→ Required work
Below is a set of records; print all of them exactly as written.

→ Supplied records

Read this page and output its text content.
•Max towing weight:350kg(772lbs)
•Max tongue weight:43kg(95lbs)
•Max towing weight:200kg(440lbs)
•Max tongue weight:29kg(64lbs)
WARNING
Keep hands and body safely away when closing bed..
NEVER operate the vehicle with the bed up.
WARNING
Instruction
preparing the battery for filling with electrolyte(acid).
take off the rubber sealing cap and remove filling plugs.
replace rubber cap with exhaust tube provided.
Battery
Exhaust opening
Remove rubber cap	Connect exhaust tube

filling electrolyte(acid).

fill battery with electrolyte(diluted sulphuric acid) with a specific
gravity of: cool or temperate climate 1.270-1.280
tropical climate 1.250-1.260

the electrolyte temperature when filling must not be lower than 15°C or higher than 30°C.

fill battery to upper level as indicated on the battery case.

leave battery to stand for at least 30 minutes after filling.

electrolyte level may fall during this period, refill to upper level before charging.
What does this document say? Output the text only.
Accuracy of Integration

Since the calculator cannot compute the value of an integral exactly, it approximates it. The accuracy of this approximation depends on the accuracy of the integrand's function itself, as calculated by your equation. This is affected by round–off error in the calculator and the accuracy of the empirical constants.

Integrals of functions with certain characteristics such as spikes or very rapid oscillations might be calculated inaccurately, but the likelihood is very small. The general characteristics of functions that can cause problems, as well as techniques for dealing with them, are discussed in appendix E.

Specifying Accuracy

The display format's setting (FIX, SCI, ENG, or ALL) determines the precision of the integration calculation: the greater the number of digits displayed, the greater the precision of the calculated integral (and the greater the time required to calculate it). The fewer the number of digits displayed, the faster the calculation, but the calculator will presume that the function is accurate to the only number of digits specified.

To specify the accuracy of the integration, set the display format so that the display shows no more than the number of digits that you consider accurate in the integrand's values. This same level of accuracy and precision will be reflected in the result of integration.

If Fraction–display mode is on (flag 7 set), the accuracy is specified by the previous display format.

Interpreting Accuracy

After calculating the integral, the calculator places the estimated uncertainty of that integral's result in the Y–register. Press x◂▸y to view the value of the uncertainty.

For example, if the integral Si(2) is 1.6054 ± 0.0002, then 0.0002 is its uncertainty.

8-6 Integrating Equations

→ Result
Read this page and output its text content.
•Max towing weight:350kg(772lbs)
•Max tongue weight:43kg(95lbs)
•Max towing weight:200kg(440lbs)
•Max tongue weight:29kg(64lbs)
WARNING
Keep hands and body safely away when closing bed..
NEVER operate the vehicle with the bed up.
WARNING
Instruction
preparing the battery for filling with electrolyte(acid).
take off the rubber sealing cap and remove filling plugs.
replace rubber cap with exhaust tube provided.
Battery
Exhaust opening
Remove rubber cap	Connect exhaust tube

filling electrolyte(acid).

fill battery with electrolyte(diluted sulphuric acid) with a specific
gravity of: cool or temperate climate 1.270-1.280
tropical climate 1.250-1.260

the electrolyte temperature when filling must not be lower than 15°C or higher than 30°C.

fill battery to upper level as indicated on the battery case.

leave battery to stand for at least 30 minutes after filling.

electrolyte level may fall during this period, refill to upper level before charging.
What does this document say? Output the text only.
Accuracy of Integration

Since the calculator cannot compute the value of an integral exactly, it approximates it. The accuracy of this approximation depends on the accuracy of the integrand's function itself, as calculated by your equation. This is affected by round–off error in the calculator and the accuracy of the empirical constants.

Integrals of functions with certain characteristics such as spikes or very rapid oscillations might be calculated inaccurately, but the likelihood is very small. The general characteristics of functions that can cause problems, as well as techniques for dealing with them, are discussed in appendix E.

Specifying Accuracy

The display format's setting (FIX, SCI, ENG, or ALL) determines the precision of the integration calculation: the greater the number of digits displayed, the greater the precision of the calculated integral (and the greater the time required to calculate it). The fewer the number of digits displayed, the faster the calculation, but the calculator will presume that the function is accurate to the only number of digits specified.

To specify the accuracy of the integration, set the display format so that the display shows no more than the number of digits that you consider accurate in the integrand's values. This same level of accuracy and precision will be reflected in the result of integration.

If Fraction–display mode is on (flag 7 set), the accuracy is specified by the previous display format.

Interpreting Accuracy

After calculating the integral, the calculator places the estimated uncertainty of that integral's result in the Y–register. Press x◂▸y to view the value of the uncertainty.

For example, if the integral Si(2) is 1.6054 ± 0.0002, then 0.0002 is its uncertainty.

8-6 Integrating Equations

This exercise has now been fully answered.